* **Provided information**:
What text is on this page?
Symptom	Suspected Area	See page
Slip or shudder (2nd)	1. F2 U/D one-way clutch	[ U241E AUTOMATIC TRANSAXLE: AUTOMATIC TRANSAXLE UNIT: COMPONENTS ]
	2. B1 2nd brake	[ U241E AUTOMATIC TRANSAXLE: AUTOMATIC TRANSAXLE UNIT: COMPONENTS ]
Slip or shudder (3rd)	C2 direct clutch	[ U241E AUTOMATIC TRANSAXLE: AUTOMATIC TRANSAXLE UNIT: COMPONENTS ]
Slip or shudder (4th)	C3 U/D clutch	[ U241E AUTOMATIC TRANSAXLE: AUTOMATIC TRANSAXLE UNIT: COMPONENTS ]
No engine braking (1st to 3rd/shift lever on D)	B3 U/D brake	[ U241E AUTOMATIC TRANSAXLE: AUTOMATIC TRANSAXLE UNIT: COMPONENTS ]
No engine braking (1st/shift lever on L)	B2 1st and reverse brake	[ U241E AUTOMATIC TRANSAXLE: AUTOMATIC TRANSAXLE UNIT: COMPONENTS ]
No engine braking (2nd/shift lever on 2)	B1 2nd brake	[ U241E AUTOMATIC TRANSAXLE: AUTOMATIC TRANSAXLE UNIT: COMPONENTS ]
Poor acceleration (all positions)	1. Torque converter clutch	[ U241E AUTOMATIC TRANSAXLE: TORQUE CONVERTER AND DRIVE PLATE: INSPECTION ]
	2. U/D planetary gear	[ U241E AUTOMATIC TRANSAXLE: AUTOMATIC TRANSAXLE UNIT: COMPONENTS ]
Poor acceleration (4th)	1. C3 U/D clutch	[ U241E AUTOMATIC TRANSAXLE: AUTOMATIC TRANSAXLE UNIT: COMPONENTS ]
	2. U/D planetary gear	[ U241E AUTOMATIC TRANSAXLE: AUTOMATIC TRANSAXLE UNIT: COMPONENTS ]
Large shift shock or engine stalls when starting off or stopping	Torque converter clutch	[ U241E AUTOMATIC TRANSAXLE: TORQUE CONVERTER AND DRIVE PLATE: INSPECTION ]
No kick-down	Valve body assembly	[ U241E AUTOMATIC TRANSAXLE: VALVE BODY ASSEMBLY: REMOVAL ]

...

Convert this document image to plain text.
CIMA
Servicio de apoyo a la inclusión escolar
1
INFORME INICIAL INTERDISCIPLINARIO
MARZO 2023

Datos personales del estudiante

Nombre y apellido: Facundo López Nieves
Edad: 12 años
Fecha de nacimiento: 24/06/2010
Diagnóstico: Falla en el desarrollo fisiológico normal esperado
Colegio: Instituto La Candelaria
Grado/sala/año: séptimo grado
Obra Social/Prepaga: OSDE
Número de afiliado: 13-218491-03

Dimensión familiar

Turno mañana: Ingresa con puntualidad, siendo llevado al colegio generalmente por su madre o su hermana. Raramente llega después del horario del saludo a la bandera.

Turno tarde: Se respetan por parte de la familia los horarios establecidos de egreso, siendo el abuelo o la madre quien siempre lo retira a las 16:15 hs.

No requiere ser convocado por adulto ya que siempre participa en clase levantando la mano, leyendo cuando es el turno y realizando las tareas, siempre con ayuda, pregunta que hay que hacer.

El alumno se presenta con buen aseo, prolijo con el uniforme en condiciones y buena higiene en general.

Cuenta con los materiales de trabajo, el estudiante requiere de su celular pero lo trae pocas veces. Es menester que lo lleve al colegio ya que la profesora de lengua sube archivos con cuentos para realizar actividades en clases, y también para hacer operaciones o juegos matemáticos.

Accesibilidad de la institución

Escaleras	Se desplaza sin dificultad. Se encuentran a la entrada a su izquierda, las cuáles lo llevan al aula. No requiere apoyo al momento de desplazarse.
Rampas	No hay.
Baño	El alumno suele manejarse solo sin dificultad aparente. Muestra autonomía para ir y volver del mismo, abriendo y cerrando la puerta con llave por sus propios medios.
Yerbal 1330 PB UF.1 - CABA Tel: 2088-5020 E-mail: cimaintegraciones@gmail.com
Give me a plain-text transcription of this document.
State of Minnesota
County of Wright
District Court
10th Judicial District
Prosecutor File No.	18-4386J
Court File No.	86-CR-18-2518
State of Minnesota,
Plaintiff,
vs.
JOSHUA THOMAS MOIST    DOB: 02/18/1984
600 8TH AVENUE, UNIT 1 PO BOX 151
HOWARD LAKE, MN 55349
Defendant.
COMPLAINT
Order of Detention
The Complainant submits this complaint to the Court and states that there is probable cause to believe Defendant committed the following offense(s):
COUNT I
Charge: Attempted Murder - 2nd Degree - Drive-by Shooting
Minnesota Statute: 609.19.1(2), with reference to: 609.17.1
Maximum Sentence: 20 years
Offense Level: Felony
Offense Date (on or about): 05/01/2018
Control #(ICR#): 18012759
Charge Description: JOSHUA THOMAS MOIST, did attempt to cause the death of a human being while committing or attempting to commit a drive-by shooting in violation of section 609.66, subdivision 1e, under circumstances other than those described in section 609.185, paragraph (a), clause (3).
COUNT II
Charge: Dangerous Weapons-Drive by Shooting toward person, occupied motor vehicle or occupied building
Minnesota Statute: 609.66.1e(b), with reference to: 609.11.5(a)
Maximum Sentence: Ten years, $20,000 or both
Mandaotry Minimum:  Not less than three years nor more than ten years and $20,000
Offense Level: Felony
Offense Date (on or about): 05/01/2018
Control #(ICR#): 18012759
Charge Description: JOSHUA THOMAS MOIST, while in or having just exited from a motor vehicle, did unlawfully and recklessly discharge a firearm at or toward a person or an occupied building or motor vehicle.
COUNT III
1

* **Task statement**:
Go through the data above and find the lines with the word "UNIT". Copy each of those lines.

* **Full response**:
Slip or shudder (2nd)	1. F2 U/D one-way clutch	[ U241E AUTOMATIC TRANSAXLE: AUTOMATIC TRANSAXLE UNIT: COMPONENTS ]
	2. B1 2nd brake	[ U241E AUTOMATIC TRANSAXLE: AUTOMATIC TRANSAXLE UNIT: COMPONENTS ]
Slip or shudder (3rd)	C2 direct clutch	[ U241E AUTOMATIC TRANSAXLE: AUTOMATIC TRANSAXLE UNIT: COMPONENTS ]
Slip or shudder (4th)	C3 U/D clutch	[ U241E AUTOMATIC TRANSAXLE: AUTOMATIC TRANSAXLE UNIT: COMPONENTS ]
No engine braking (1st to 3rd/shift lever on D)	B3 U/D brake	[ U241E AUTOMATIC TRANSAXLE: AUTOMATIC TRANSAXLE UNIT: COMPONENTS ]
No engine braking (1st/shift lever on L)	B2 1st and reverse brake	[ U241E AUTOMATIC TRANSAXLE: AUTOMATIC TRANSAXLE UNIT: COMPONENTS ]
No engine braking (2nd/shift lever on 2)	B1 2nd brake	[ U241E AUTOMATIC TRANSAXLE: AUTOMATIC TRANSAXLE UNIT: COMPONENTS ]
	2. U/D planetary gear	[ U241E AUTOMATIC TRANSAXLE: AUTOMATIC TRANSAXLE UNIT: COMPONENTS ]
Poor acceleration (4th)	1. C3 U/D clutch	[ U241E AUTOMATIC TRANSAXLE: AUTOMATIC TRANSAXLE UNIT: COMPONENTS ]
	2. U/D planetary gear	[ U241E AUTOMATIC TRANSAXLE: AUTOMATIC TRANSAXLE UNIT: COMPONENTS ]
600 8TH AVENUE, UNIT 1 PO BOX 151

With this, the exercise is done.